▸ GIVEN TASK: Locate each line in the records containing "Acquisition". Copy it.

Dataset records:

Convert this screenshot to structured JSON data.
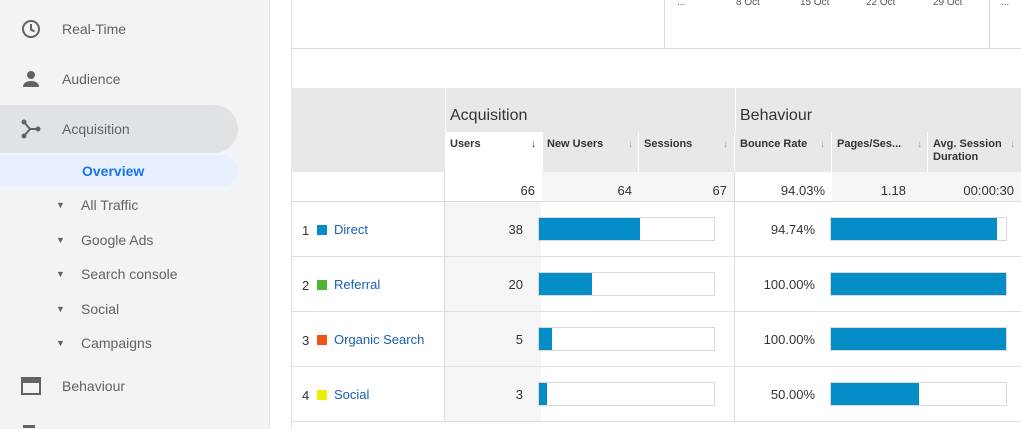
{
  "sidebar": {
    "realtime": "Real-Time",
    "audience": "Audience",
    "acquisition": "Acquisition",
    "overview": "Overview",
    "sub_items": [
      "All Traffic",
      "Google Ads",
      "Search console",
      "Social",
      "Campaigns"
    ],
    "behaviour": "Behaviour"
  },
  "timeline": {
    "ellipsis": "...",
    "dates": [
      "8 Oct",
      "15 Oct",
      "22 Oct",
      "29 Oct"
    ]
  },
  "table": {
    "group_acquisition": "Acquisition",
    "group_behaviour": "Behaviour",
    "columns": [
      "Users",
      "New Users",
      "Sessions",
      "Bounce Rate",
      "Pages/Ses...",
      "Avg. Session Duration"
    ],
    "sort_arrow": "↓",
    "arrow": "↓",
    "totals": {
      "users": "66",
      "new_users": "64",
      "sessions": "67",
      "bounce_rate": "94.03%",
      "pages": "1.18",
      "duration": "00:00:30"
    },
    "rows": [
      {
        "rank": "1",
        "source": "Direct",
        "color": "#058dc7",
        "users": "38",
        "users_pct": 0.576,
        "bounce": "94.74%",
        "bounce_pct": 0.9474
      },
      {
        "rank": "2",
        "source": "Referral",
        "color": "#50b432",
        "users": "20",
        "users_pct": 0.303,
        "bounce": "100.00%",
        "bounce_pct": 1.0
      },
      {
        "rank": "3",
        "source": "Organic Search",
        "color": "#ed561b",
        "users": "5",
        "users_pct": 0.076,
        "bounce": "100.00%",
        "bounce_pct": 1.0
      },
      {
        "rank": "4",
        "source": "Social",
        "color": "#edef00",
        "users": "3",
        "users_pct": 0.045,
        "bounce": "50.00%",
        "bounce_pct": 0.5
      }
    ]
  }
}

▸ EXERCISE OUTPUT:
    "acquisition": "Acquisition",
    "group_acquisition": "Acquisition",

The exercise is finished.